* Task details
The entries below should be quoted exactly, with no pictures carried over.

* Data for this task
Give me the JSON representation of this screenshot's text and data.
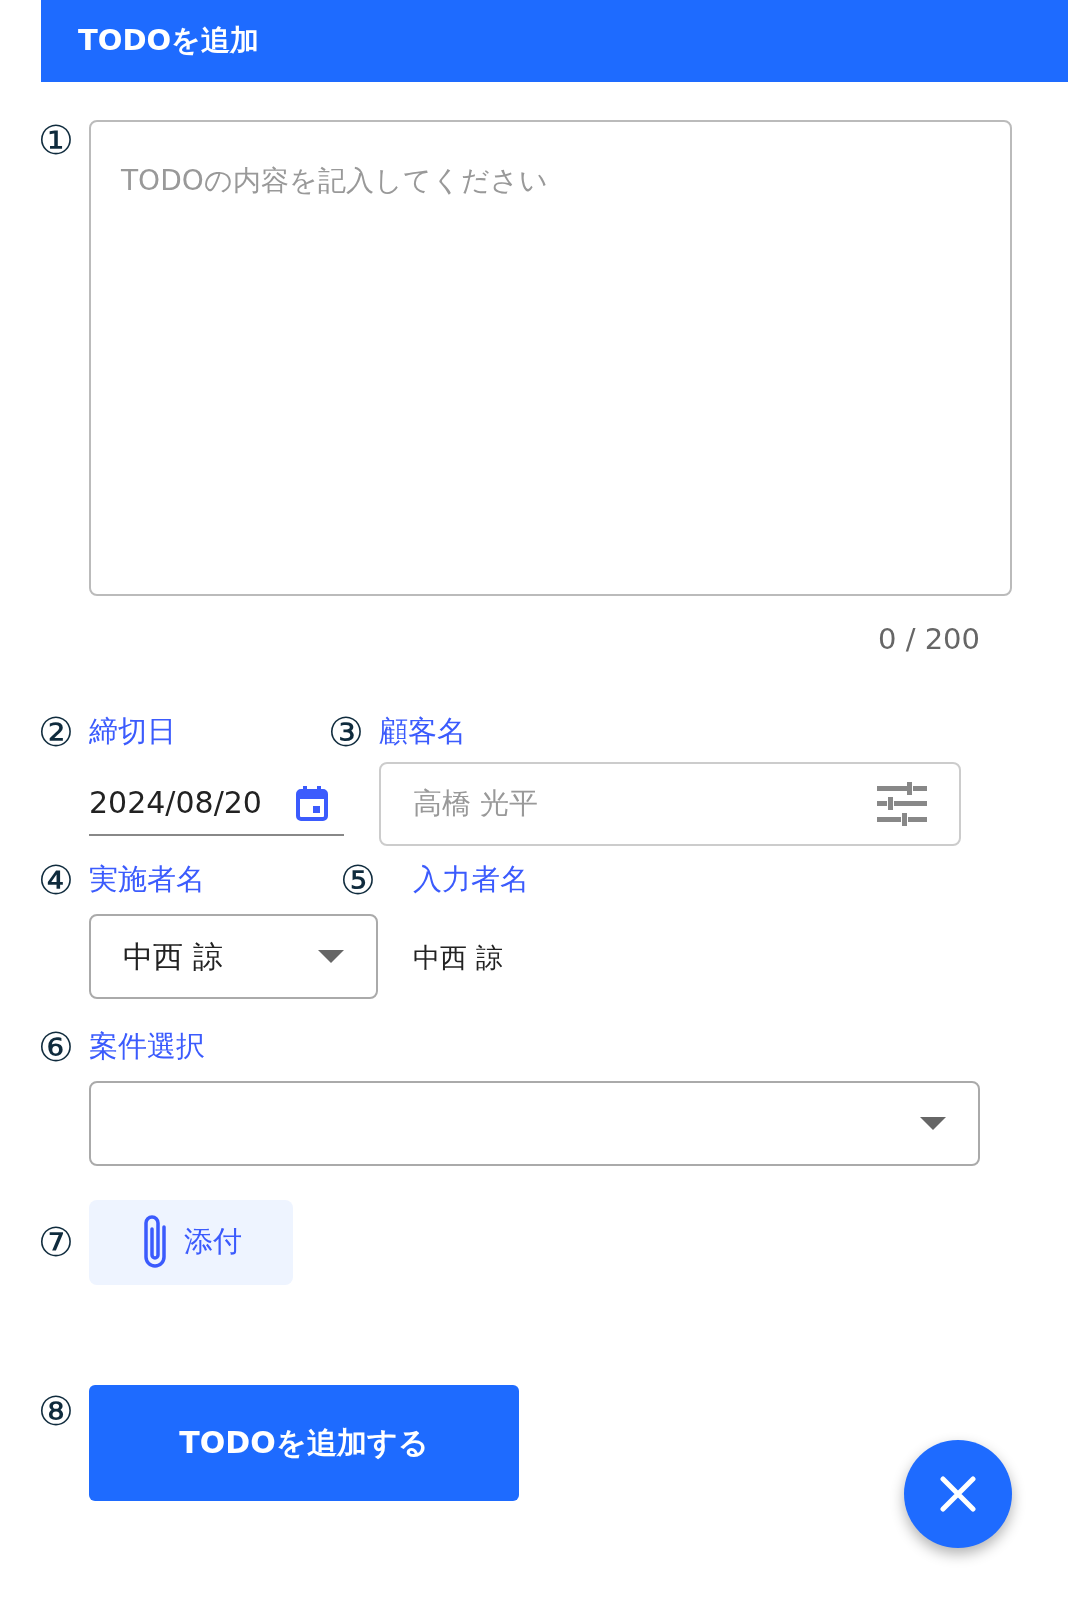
{
  "header": {
    "title": "TODOを追加"
  },
  "content": {
    "marker": "①",
    "placeholder": "TODOの内容を記入してください",
    "counter": "0 / 200"
  },
  "due_date": {
    "marker": "②",
    "label": "締切日",
    "value": "2024/08/20"
  },
  "customer": {
    "marker": "③",
    "label": "顧客名",
    "placeholder": "高橋 光平"
  },
  "assignee": {
    "marker": "④",
    "label": "実施者名",
    "value": "中西 諒"
  },
  "entered_by": {
    "marker": "⑤",
    "label": "入力者名",
    "value": "中西 諒"
  },
  "project": {
    "marker": "⑥",
    "label": "案件選択"
  },
  "attach": {
    "marker": "⑦",
    "label": "添付"
  },
  "submit": {
    "marker": "⑧",
    "label": "TODOを追加する"
  }
}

* Complete answer
Give me the JSON representation of this screenshot's text and data.
{
  "header": {
    "title": "TODOを追加"
  },
  "content": {
    "marker": "①",
    "placeholder": "TODOの内容を記入してください",
    "counter": "0 / 200"
  },
  "due_date": {
    "marker": "②",
    "label": "締切日",
    "value": "2024/08/20"
  },
  "customer": {
    "marker": "③",
    "label": "顧客名",
    "placeholder": "高橋 光平"
  },
  "assignee": {
    "marker": "④",
    "label": "実施者名",
    "value": "中西 諒"
  },
  "entered_by": {
    "marker": "⑤",
    "label": "入力者名",
    "value": "中西 諒"
  },
  "project": {
    "marker": "⑥",
    "label": "案件選択"
  },
  "attach": {
    "marker": "⑦",
    "label": "添付"
  },
  "submit": {
    "marker": "⑧",
    "label": "TODOを追加する"
  }
}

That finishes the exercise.